Show all lines of the listing that hold the word "this".
Start Information shown
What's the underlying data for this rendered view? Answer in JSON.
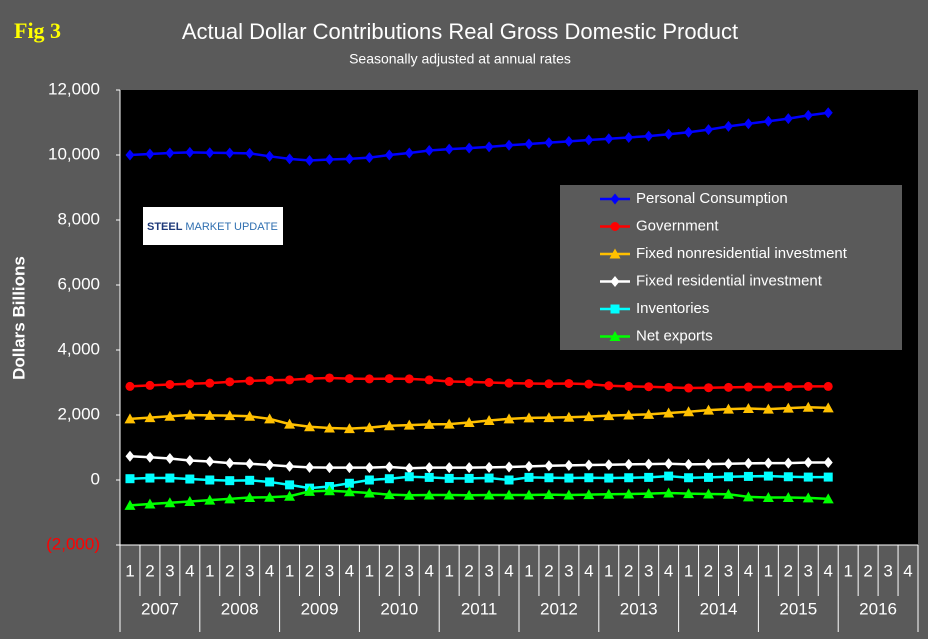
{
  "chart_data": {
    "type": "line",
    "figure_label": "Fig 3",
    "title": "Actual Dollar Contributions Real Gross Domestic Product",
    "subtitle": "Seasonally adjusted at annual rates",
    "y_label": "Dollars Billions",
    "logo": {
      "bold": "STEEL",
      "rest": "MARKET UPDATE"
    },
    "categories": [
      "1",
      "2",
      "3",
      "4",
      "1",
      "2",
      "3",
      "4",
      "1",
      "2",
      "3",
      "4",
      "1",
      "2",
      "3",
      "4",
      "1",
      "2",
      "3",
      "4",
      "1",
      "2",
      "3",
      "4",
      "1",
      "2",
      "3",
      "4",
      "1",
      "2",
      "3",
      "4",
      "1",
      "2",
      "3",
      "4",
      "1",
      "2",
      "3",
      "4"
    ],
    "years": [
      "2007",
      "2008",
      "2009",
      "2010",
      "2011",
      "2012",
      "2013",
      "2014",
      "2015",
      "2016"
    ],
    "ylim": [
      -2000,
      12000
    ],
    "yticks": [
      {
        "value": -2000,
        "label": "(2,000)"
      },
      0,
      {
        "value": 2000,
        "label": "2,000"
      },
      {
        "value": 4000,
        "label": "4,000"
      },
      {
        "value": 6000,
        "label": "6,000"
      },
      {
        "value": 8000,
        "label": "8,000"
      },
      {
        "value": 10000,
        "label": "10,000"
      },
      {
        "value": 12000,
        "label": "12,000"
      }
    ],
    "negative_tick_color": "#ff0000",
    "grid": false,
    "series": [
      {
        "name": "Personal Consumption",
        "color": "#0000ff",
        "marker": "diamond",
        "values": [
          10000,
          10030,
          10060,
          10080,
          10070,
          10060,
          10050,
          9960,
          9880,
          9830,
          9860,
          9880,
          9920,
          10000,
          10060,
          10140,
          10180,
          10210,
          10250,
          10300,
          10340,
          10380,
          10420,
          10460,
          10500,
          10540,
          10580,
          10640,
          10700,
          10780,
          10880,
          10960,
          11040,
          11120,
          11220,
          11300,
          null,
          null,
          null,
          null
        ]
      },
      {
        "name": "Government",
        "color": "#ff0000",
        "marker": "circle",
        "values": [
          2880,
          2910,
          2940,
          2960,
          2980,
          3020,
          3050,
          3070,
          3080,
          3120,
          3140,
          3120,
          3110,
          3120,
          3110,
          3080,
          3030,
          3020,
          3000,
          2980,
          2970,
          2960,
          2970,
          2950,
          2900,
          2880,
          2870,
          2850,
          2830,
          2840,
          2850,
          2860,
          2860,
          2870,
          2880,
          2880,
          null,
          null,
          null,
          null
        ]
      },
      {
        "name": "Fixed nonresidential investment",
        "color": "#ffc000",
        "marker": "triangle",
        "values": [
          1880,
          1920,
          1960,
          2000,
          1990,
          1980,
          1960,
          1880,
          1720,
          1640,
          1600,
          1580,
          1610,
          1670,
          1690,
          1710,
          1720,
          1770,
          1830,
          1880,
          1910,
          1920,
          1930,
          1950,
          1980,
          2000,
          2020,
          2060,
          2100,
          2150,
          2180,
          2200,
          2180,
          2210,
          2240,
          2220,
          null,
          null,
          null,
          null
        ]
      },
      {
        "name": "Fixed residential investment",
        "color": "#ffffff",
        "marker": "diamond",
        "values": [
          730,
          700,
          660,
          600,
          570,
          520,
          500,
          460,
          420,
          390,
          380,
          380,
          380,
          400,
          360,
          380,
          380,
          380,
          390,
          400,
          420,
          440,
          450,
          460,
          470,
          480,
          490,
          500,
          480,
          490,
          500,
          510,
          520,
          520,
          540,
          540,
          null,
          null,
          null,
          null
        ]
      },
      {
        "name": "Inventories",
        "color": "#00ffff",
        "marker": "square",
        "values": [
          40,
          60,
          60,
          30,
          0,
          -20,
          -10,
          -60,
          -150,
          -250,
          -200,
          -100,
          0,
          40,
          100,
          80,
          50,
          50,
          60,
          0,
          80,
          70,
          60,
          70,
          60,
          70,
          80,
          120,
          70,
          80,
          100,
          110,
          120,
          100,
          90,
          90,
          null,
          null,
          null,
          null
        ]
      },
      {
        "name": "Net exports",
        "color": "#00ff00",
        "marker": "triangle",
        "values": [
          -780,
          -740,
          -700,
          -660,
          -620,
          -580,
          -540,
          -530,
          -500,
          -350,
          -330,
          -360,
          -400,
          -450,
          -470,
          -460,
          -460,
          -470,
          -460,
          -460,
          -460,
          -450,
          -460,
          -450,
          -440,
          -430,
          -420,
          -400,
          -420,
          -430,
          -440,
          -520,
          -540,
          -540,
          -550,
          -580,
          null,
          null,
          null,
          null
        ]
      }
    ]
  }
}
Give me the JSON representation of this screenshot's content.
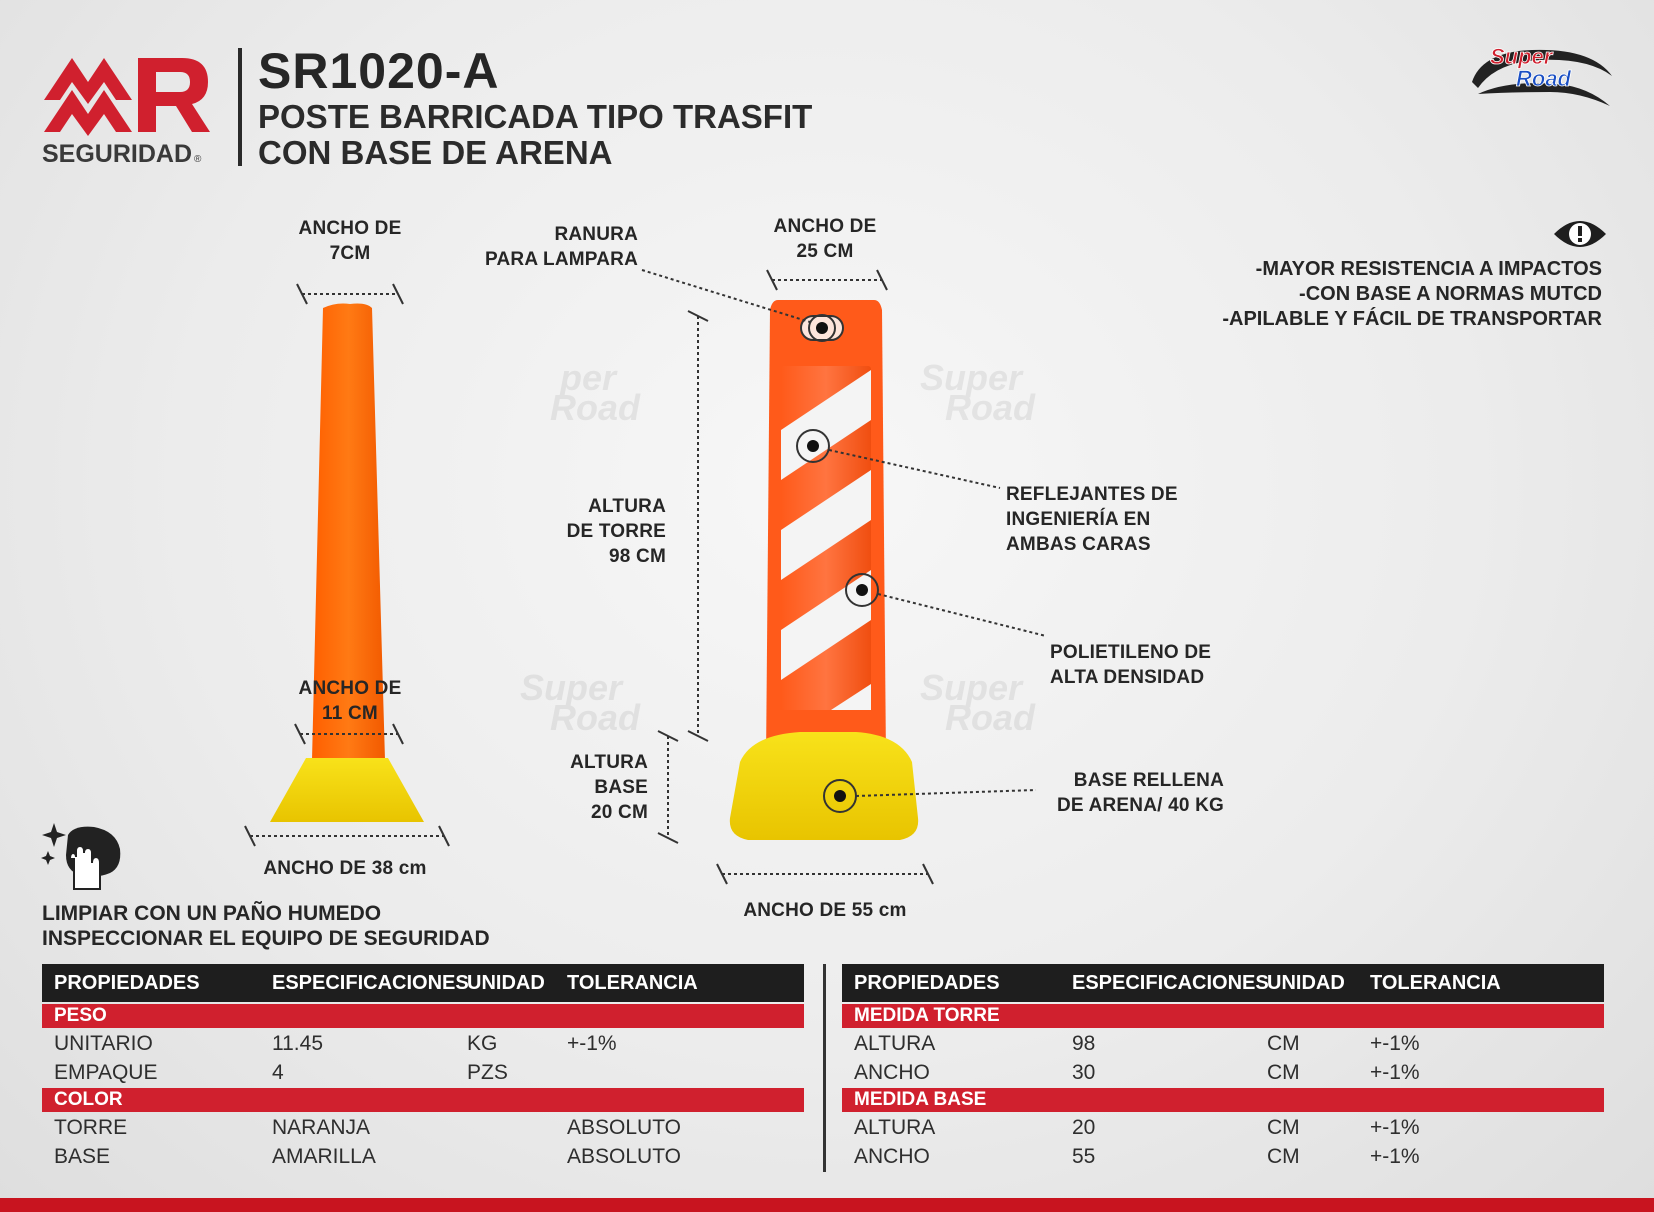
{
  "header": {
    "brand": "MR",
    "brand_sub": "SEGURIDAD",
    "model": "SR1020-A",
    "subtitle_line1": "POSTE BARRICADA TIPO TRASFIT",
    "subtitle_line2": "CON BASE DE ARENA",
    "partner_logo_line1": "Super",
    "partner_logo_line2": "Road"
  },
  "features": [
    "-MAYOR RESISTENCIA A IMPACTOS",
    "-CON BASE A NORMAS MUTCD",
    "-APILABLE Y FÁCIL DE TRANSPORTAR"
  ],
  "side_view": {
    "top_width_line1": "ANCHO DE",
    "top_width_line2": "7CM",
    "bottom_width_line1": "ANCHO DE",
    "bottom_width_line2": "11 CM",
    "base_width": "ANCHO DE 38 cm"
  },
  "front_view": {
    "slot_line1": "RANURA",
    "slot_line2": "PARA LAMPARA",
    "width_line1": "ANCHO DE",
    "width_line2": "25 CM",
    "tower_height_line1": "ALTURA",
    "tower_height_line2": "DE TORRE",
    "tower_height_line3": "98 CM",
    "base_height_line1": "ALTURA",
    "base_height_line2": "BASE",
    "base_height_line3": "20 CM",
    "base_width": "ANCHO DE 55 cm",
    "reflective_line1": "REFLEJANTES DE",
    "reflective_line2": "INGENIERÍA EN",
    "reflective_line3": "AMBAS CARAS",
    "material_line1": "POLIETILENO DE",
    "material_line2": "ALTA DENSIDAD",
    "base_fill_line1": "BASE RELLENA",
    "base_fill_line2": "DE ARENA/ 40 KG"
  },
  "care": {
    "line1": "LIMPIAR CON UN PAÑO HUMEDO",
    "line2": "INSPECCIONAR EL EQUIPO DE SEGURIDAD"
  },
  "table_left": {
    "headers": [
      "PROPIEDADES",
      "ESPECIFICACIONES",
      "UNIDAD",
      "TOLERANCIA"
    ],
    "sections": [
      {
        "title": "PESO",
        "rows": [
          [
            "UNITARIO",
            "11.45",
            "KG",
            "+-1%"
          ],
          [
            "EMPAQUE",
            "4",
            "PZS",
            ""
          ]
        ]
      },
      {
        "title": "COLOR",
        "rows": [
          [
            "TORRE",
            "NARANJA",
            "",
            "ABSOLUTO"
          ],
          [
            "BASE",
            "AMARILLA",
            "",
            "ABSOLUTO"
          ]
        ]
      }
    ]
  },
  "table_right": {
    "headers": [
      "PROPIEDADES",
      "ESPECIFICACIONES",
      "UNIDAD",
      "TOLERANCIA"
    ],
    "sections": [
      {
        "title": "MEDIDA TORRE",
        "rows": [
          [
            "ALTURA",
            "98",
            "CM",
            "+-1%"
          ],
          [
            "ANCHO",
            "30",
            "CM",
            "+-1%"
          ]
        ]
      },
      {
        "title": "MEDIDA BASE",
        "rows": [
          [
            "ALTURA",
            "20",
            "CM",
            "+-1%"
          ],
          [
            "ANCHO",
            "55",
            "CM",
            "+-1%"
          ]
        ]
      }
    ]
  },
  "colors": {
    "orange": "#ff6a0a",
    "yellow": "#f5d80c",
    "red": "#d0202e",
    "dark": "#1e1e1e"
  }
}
End Information shown
__Task response__:
What's the underlying data for this rendered view? Answer in JSON.
Give me the JSON representation of this screenshot's content.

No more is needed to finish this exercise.